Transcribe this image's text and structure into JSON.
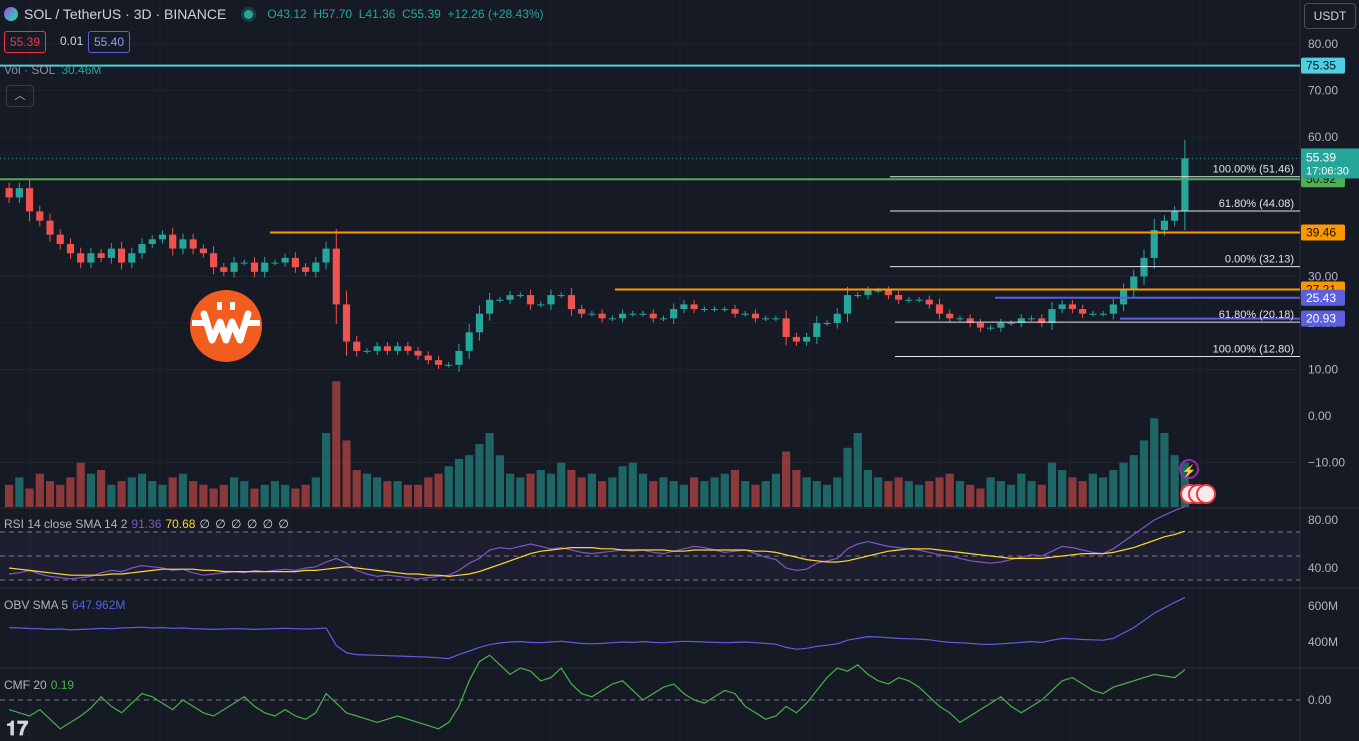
{
  "header": {
    "symbol": "SOL / TetherUS · 3D · BINANCE",
    "open": "O43.12",
    "high": "H57.70",
    "low": "L41.36",
    "close": "C55.39",
    "change": "+12.26 (+28.43%)",
    "bid": "55.39",
    "spread": "0.01",
    "ask": "55.40",
    "currency": "USDT"
  },
  "volume_label": {
    "name": "Vol · SOL",
    "value": "30.46M"
  },
  "indicators": {
    "rsi": {
      "name": "RSI 14 close SMA 14 2",
      "value1": "91.36",
      "value2": "70.68",
      "extra": "∅ ∅ ∅ ∅ ∅ ∅"
    },
    "obv": {
      "name": "OBV SMA 5",
      "value": "647.962M"
    },
    "cmf": {
      "name": "CMF 20",
      "value": "0.19"
    }
  },
  "colors": {
    "up": "#26a69a",
    "down": "#ef5350",
    "bg": "#161a25",
    "rsi": "#7e57c2",
    "rsi_sma": "#fdd835",
    "obv": "#5b5fe0",
    "cmf": "#4caf50"
  },
  "chart_data": {
    "type": "candlestick",
    "y_axis_ticks": [
      "80.00",
      "70.00",
      "60.00",
      "30.00",
      "20.00",
      "10.00",
      "0.00",
      "−10.00"
    ],
    "rsi_ticks": [
      "80.00",
      "40.00"
    ],
    "obv_ticks": [
      "600M",
      "400M"
    ],
    "cmf_ticks": [
      "0.00"
    ],
    "current_price": "55.39",
    "countdown": "17:06:30",
    "horizontal_levels": [
      {
        "label": "75.35",
        "value": 75.35,
        "color": "#4dd0e1"
      },
      {
        "label": "50.92",
        "value": 50.92,
        "color": "#4caf50"
      },
      {
        "label": "39.46",
        "value": 39.46,
        "color": "#ff9800"
      },
      {
        "label": "27.21",
        "value": 27.21,
        "color": "#ff9800"
      },
      {
        "label": "25.43",
        "value": 25.43,
        "color": "#5b5fe0"
      },
      {
        "label": "20.93",
        "value": 20.93,
        "color": "#5b5fe0"
      }
    ],
    "fib_levels": [
      {
        "label": "100.00% (51.46)",
        "value": 51.46
      },
      {
        "label": "61.80% (44.08)",
        "value": 44.08
      },
      {
        "label": "0.00% (32.13)",
        "value": 32.13
      },
      {
        "label": "61.80% (20.18)",
        "value": 20.18
      },
      {
        "label": "100.00% (12.80)",
        "value": 12.8
      }
    ],
    "close_path": [
      47,
      49,
      44,
      42,
      39,
      37,
      35,
      33,
      35,
      34,
      36,
      33,
      35,
      37,
      38,
      39,
      36,
      38,
      36,
      35,
      32,
      31,
      33,
      33,
      31,
      33,
      33,
      34,
      32,
      31,
      33,
      36,
      24,
      16,
      14,
      14,
      15,
      14,
      15,
      14,
      13,
      12,
      11,
      11,
      14,
      18,
      22,
      25,
      25,
      26,
      26,
      24,
      24,
      26,
      26,
      23,
      22,
      22,
      21,
      21,
      22,
      22,
      22,
      21,
      21,
      23,
      24,
      23,
      23,
      23,
      23,
      22,
      22,
      21,
      21,
      21,
      17,
      16,
      17,
      20,
      20,
      22,
      26,
      26,
      27,
      27,
      26,
      25,
      25,
      25,
      24,
      22,
      21,
      21,
      20,
      19,
      19,
      20,
      20,
      21,
      21,
      20,
      23,
      24,
      23,
      22,
      22,
      22,
      24,
      27,
      30,
      34,
      40,
      42,
      44,
      55.39
    ],
    "volume_path": [
      6,
      8,
      5,
      9,
      7,
      6,
      8,
      12,
      9,
      10,
      6,
      7,
      8,
      9,
      7,
      6,
      8,
      9,
      7,
      6,
      5,
      6,
      8,
      7,
      5,
      6,
      7,
      6,
      5,
      6,
      8,
      20,
      34,
      18,
      10,
      9,
      8,
      7,
      7,
      6,
      6,
      8,
      9,
      11,
      13,
      14,
      17,
      20,
      14,
      9,
      8,
      9,
      10,
      9,
      12,
      10,
      8,
      9,
      7,
      8,
      11,
      12,
      9,
      7,
      8,
      7,
      6,
      8,
      7,
      8,
      9,
      10,
      7,
      6,
      7,
      9,
      15,
      10,
      8,
      7,
      6,
      8,
      16,
      20,
      10,
      8,
      7,
      8,
      7,
      6,
      7,
      8,
      9,
      7,
      6,
      5,
      8,
      7,
      6,
      9,
      7,
      6,
      12,
      10,
      8,
      7,
      9,
      8,
      10,
      12,
      14,
      18,
      24,
      20,
      14,
      12
    ],
    "rsi_path": [
      35,
      36,
      38,
      35,
      33,
      32,
      31,
      32,
      33,
      36,
      38,
      37,
      40,
      42,
      41,
      40,
      38,
      39,
      36,
      34,
      35,
      36,
      37,
      36,
      38,
      37,
      38,
      39,
      38,
      40,
      41,
      45,
      48,
      44,
      38,
      35,
      33,
      34,
      33,
      32,
      31,
      32,
      33,
      34,
      38,
      44,
      48,
      55,
      57,
      56,
      58,
      60,
      58,
      56,
      57,
      55,
      53,
      52,
      53,
      54,
      55,
      54,
      55,
      53,
      52,
      54,
      56,
      58,
      57,
      55,
      53,
      54,
      55,
      52,
      49,
      47,
      40,
      38,
      39,
      44,
      46,
      48,
      56,
      60,
      62,
      60,
      58,
      57,
      56,
      55,
      53,
      51,
      50,
      48,
      46,
      45,
      44,
      45,
      47,
      49,
      51,
      50,
      54,
      58,
      57,
      55,
      53,
      52,
      56,
      62,
      68,
      74,
      80,
      84,
      88,
      91.36
    ],
    "rsi_sma_path": [
      40,
      39,
      38,
      37,
      36,
      35,
      34,
      34,
      34,
      34,
      35,
      35,
      36,
      37,
      38,
      39,
      39,
      39,
      39,
      38,
      38,
      37,
      37,
      37,
      37,
      37,
      37,
      37,
      37,
      38,
      38,
      39,
      40,
      41,
      40,
      39,
      38,
      37,
      36,
      35,
      35,
      34,
      34,
      33,
      34,
      35,
      37,
      40,
      43,
      46,
      49,
      52,
      54,
      55,
      56,
      57,
      57,
      57,
      56,
      56,
      55,
      55,
      55,
      55,
      55,
      54,
      54,
      55,
      55,
      55,
      55,
      55,
      55,
      54,
      54,
      53,
      51,
      49,
      47,
      46,
      45,
      45,
      46,
      48,
      50,
      52,
      54,
      55,
      56,
      56,
      56,
      55,
      54,
      53,
      52,
      51,
      50,
      49,
      48,
      48,
      48,
      48,
      49,
      50,
      51,
      52,
      52,
      52,
      53,
      55,
      57,
      60,
      63,
      66,
      68,
      70.68
    ],
    "obv_path": [
      480,
      478,
      475,
      474,
      470,
      472,
      468,
      470,
      472,
      476,
      474,
      478,
      480,
      482,
      478,
      480,
      476,
      478,
      474,
      472,
      470,
      472,
      474,
      473,
      470,
      472,
      474,
      476,
      474,
      472,
      474,
      478,
      380,
      340,
      330,
      328,
      326,
      324,
      322,
      320,
      318,
      316,
      312,
      308,
      330,
      350,
      370,
      385,
      395,
      400,
      402,
      398,
      396,
      400,
      404,
      398,
      392,
      390,
      392,
      396,
      400,
      398,
      402,
      398,
      396,
      400,
      404,
      402,
      400,
      398,
      396,
      398,
      400,
      396,
      392,
      388,
      370,
      360,
      365,
      376,
      382,
      390,
      410,
      420,
      430,
      428,
      424,
      420,
      418,
      416,
      412,
      404,
      398,
      396,
      392,
      388,
      386,
      390,
      394,
      398,
      402,
      398,
      410,
      420,
      418,
      414,
      412,
      410,
      420,
      450,
      480,
      520,
      560,
      590,
      620,
      647.962
    ],
    "cmf_path": [
      -0.06,
      -0.08,
      -0.1,
      -0.06,
      -0.12,
      -0.18,
      -0.14,
      -0.1,
      -0.05,
      0.02,
      -0.04,
      -0.08,
      -0.02,
      0.04,
      0.02,
      -0.02,
      -0.06,
      0.0,
      -0.04,
      -0.08,
      -0.1,
      -0.06,
      -0.02,
      0.02,
      -0.04,
      -0.08,
      -0.1,
      -0.06,
      -0.1,
      -0.12,
      -0.08,
      0.04,
      -0.02,
      -0.08,
      -0.1,
      -0.12,
      -0.14,
      -0.12,
      -0.1,
      -0.12,
      -0.14,
      -0.16,
      -0.18,
      -0.14,
      -0.04,
      0.12,
      0.24,
      0.28,
      0.22,
      0.16,
      0.2,
      0.18,
      0.12,
      0.14,
      0.2,
      0.1,
      0.04,
      0.02,
      0.06,
      0.1,
      0.12,
      0.06,
      0.0,
      0.04,
      0.08,
      0.1,
      0.04,
      0.0,
      -0.02,
      0.02,
      0.06,
      0.04,
      -0.04,
      -0.08,
      -0.12,
      -0.1,
      -0.04,
      -0.08,
      -0.02,
      0.06,
      0.14,
      0.2,
      0.18,
      0.22,
      0.16,
      0.12,
      0.1,
      0.14,
      0.12,
      0.08,
      0.02,
      -0.04,
      -0.08,
      -0.14,
      -0.1,
      -0.06,
      -0.02,
      0.02,
      -0.04,
      -0.08,
      -0.04,
      0.0,
      0.06,
      0.12,
      0.14,
      0.1,
      0.06,
      0.04,
      0.08,
      0.1,
      0.12,
      0.14,
      0.16,
      0.15,
      0.14,
      0.19
    ]
  }
}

···

● What to produce: In the entries above, how many lines hold the word "name"? State the number and nothing else.

● Written answer: 4